» Исходные данные:

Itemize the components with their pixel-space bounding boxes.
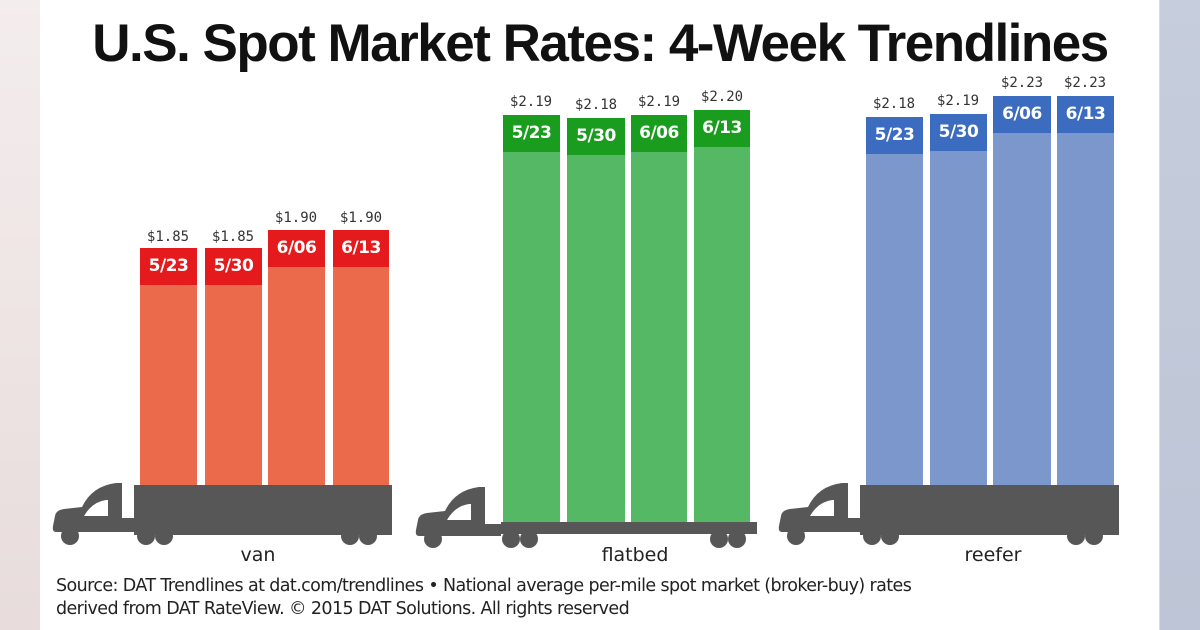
chart-title: U.S. Spot Market Rates: 4-Week Trendline…	[92, 14, 1109, 73]
bar-value-label: $1.85	[146, 229, 190, 245]
bar-value-label: $2.20	[700, 89, 744, 105]
bar-date-label: 6/06	[268, 230, 325, 267]
reefer-bar-5-30: 5/30	[930, 114, 987, 485]
van-truck-icon	[52, 483, 392, 545]
flatbed-bar-5-30: 5/30	[567, 118, 625, 522]
bar-value-label: $2.18	[574, 97, 618, 113]
bar-value-label: $2.19	[936, 93, 980, 109]
van-bar-5-23: 5/23	[140, 248, 197, 485]
bar-value-label: $1.90	[339, 210, 383, 226]
bar-date-label: 5/30	[930, 114, 987, 151]
source-note: Source: DAT Trendlines at dat.com/trendl…	[56, 575, 1136, 621]
right-margin	[1159, 0, 1200, 630]
bar-date-label: 6/06	[993, 96, 1051, 133]
bar-value-label: $2.19	[509, 94, 553, 110]
bar-value-label: $2.18	[872, 96, 916, 112]
reefer-bar-6-06: 6/06	[993, 96, 1051, 485]
bar-value-label: $1.90	[274, 210, 318, 226]
bar-date-label: 5/23	[140, 248, 197, 285]
bar-value-label: $2.19	[637, 94, 681, 110]
bar-value-label: $1.85	[211, 229, 255, 245]
bar-date-label: 6/13	[694, 110, 750, 147]
bar-value-label: $2.23	[1000, 75, 1044, 91]
left-margin	[0, 0, 40, 630]
reefer-label: reefer	[964, 544, 1022, 566]
van-bar-6-06: 6/06	[268, 230, 325, 485]
van-bar-5-30: 5/30	[205, 248, 262, 485]
flatbed-bar-5-23: 5/23	[503, 115, 560, 522]
reefer-bar-5-23: 5/23	[866, 117, 923, 485]
bar-date-label: 6/13	[1057, 96, 1114, 133]
reefer-bar-6-13: 6/13	[1057, 96, 1114, 485]
bar-date-label: 5/23	[503, 115, 560, 152]
reefer-truck-icon	[778, 483, 1119, 545]
flatbed-bar-6-13: 6/13	[694, 110, 750, 522]
source-line-1: Source: DAT Trendlines at dat.com/trendl…	[56, 576, 912, 596]
bar-date-label: 5/30	[567, 118, 625, 155]
flatbed-truck-icon	[415, 487, 757, 548]
bar-date-label: 5/23	[866, 117, 923, 154]
bar-date-label: 6/13	[333, 230, 389, 267]
flatbed-bar-6-06: 6/06	[631, 115, 687, 522]
bar-date-label: 5/30	[205, 248, 262, 285]
source-line-2: derived from DAT RateView. © 2015 DAT So…	[56, 599, 630, 619]
van-bar-6-13: 6/13	[333, 230, 389, 485]
bar-value-label: $2.23	[1063, 75, 1107, 91]
van-label: van	[240, 544, 276, 566]
bar-date-label: 6/06	[631, 115, 687, 152]
flatbed-label: flatbed	[601, 544, 669, 566]
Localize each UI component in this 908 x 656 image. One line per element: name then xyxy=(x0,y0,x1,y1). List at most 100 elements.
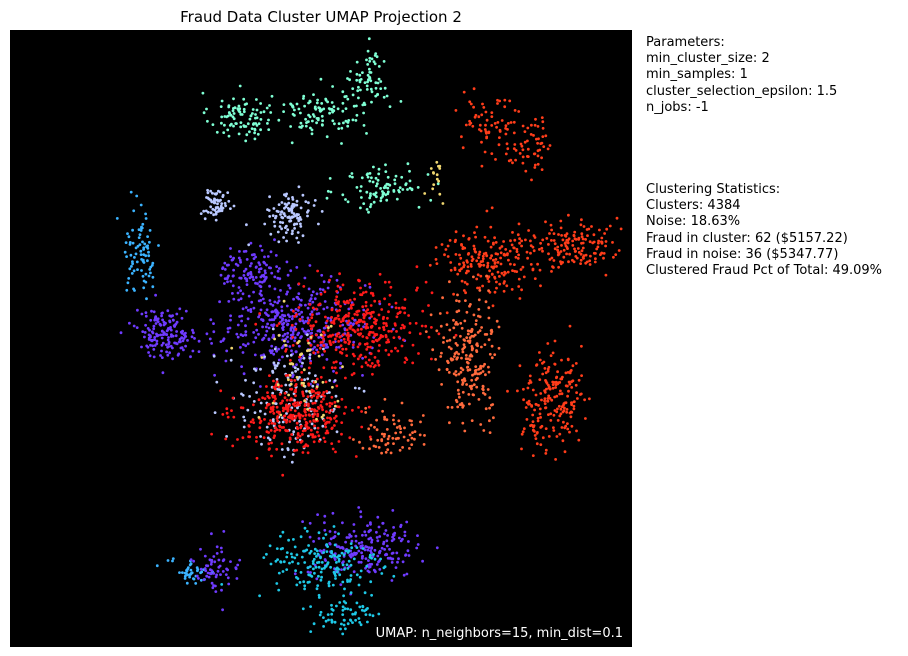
data-point xyxy=(372,310,375,314)
data-point xyxy=(547,386,551,390)
data-point xyxy=(586,234,589,238)
data-point xyxy=(367,565,371,569)
data-point xyxy=(475,225,479,229)
data-point xyxy=(253,131,256,135)
data-point xyxy=(252,306,256,310)
data-point xyxy=(312,93,315,96)
data-point xyxy=(242,107,246,111)
data-point xyxy=(333,620,337,624)
data-point xyxy=(329,565,332,569)
data-point xyxy=(568,252,571,256)
data-point xyxy=(319,109,323,113)
data-point xyxy=(392,574,396,578)
data-point xyxy=(275,349,278,353)
data-point xyxy=(166,559,170,562)
data-point xyxy=(352,529,356,533)
data-point xyxy=(315,587,319,591)
data-point xyxy=(366,175,370,179)
data-point xyxy=(211,123,215,126)
data-point xyxy=(538,378,542,381)
data-point xyxy=(307,573,311,577)
data-point xyxy=(318,302,322,306)
data-point xyxy=(572,260,576,264)
data-point xyxy=(410,188,414,192)
data-point xyxy=(478,123,482,127)
data-point xyxy=(568,411,572,415)
data-point xyxy=(349,534,353,538)
data-point xyxy=(281,345,285,348)
data-point xyxy=(227,199,231,203)
data-point xyxy=(385,341,388,344)
data-point xyxy=(342,337,346,341)
data-point xyxy=(268,195,271,199)
data-point xyxy=(277,334,281,337)
data-point xyxy=(452,292,455,296)
data-point xyxy=(219,389,223,393)
data-point xyxy=(403,361,407,364)
data-point xyxy=(302,549,305,553)
data-point xyxy=(336,284,340,288)
data-point xyxy=(144,212,148,216)
data-point xyxy=(219,546,223,550)
data-point xyxy=(555,375,559,379)
data-point xyxy=(274,397,277,401)
data-point xyxy=(303,526,307,530)
data-point xyxy=(350,546,354,550)
data-point xyxy=(570,424,574,428)
data-point xyxy=(213,197,216,201)
data-point xyxy=(339,627,342,631)
data-point xyxy=(493,290,497,294)
data-point xyxy=(313,345,316,349)
data-point xyxy=(310,331,314,335)
data-point xyxy=(220,209,224,213)
data-point xyxy=(269,302,273,306)
data-point xyxy=(344,549,348,553)
data-point xyxy=(313,106,317,110)
data-point xyxy=(341,632,345,636)
data-point xyxy=(540,398,543,402)
data-point xyxy=(559,219,563,223)
data-point xyxy=(370,362,374,365)
data-point xyxy=(566,427,570,431)
data-point xyxy=(307,383,311,387)
data-point xyxy=(148,240,151,244)
data-point xyxy=(500,119,504,122)
data-point xyxy=(329,275,333,278)
data-point xyxy=(153,336,157,339)
data-point xyxy=(320,400,323,404)
data-point xyxy=(398,536,401,540)
data-point xyxy=(369,194,372,198)
data-point xyxy=(512,120,516,124)
data-point xyxy=(307,341,310,345)
data-point xyxy=(362,316,366,320)
data-point xyxy=(445,311,449,315)
data-point xyxy=(560,358,563,362)
data-point xyxy=(218,300,222,304)
data-point xyxy=(239,125,243,129)
data-point xyxy=(364,300,368,304)
data-point xyxy=(358,80,362,84)
data-point xyxy=(190,335,194,339)
data-point xyxy=(560,405,564,408)
data-point xyxy=(488,396,492,400)
data-point xyxy=(465,383,468,386)
data-point xyxy=(497,143,501,147)
data-point xyxy=(346,336,350,340)
data-point xyxy=(518,297,522,300)
data-point xyxy=(462,343,466,346)
data-point xyxy=(283,455,286,459)
data-point xyxy=(263,269,267,273)
data-point xyxy=(277,571,281,575)
data-point xyxy=(536,154,540,158)
data-point xyxy=(335,570,339,574)
data-point xyxy=(325,410,328,413)
data-point xyxy=(454,370,458,373)
data-point xyxy=(403,534,407,537)
data-point xyxy=(135,260,139,264)
data-point xyxy=(544,427,548,430)
data-point xyxy=(277,210,280,214)
data-point xyxy=(573,247,576,251)
data-point xyxy=(529,239,532,243)
data-point xyxy=(210,532,213,536)
data-point xyxy=(298,581,302,584)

» Задание:
Перепишите в виде таблицы Markdown фрагмент, который начинается строкой, содержащей «chart-title: U.S. Spot», и заканчивается строкой, содержащей «114, 987, 151]». Обе строки включите, пустые строки пропустите, а в столбцах «Номер» и «Строка записи» укажите порядковый номер и саму строку.

» Результат:
| Номер | Строка записи |
|---|---|
| 1 | chart-title: U.S. Spot Market Rates: 4-Week Trendline…	[92, 14, 1109, 73] |
| 2 | bar-value-label: $1.85	[146, 229, 190, 245] |
| 3 | bar-value-label: $2.20	[700, 89, 744, 105] |
| 4 | bar-date-label: 6/06	[268, 230, 325, 267] |
| 5 | reefer-bar-5-30: 5/30	[930, 114, 987, 485] |
| 6 | van-truck-icon	[52, 483, 392, 545] |
| 7 | flatbed-bar-5-30: 5/30	[567, 118, 625, 522] |
| 8 | bar-value-label: $2.18	[574, 97, 618, 113] |
| 9 | bar-value-label: $2.19	[936, 93, 980, 109] |
| 10 | van-bar-5-23: 5/23	[140, 248, 197, 485] |
| 11 | bar-value-label: $1.90	[339, 210, 383, 226] |
| 12 | bar-date-label: 5/30	[930, 114, 987, 151] |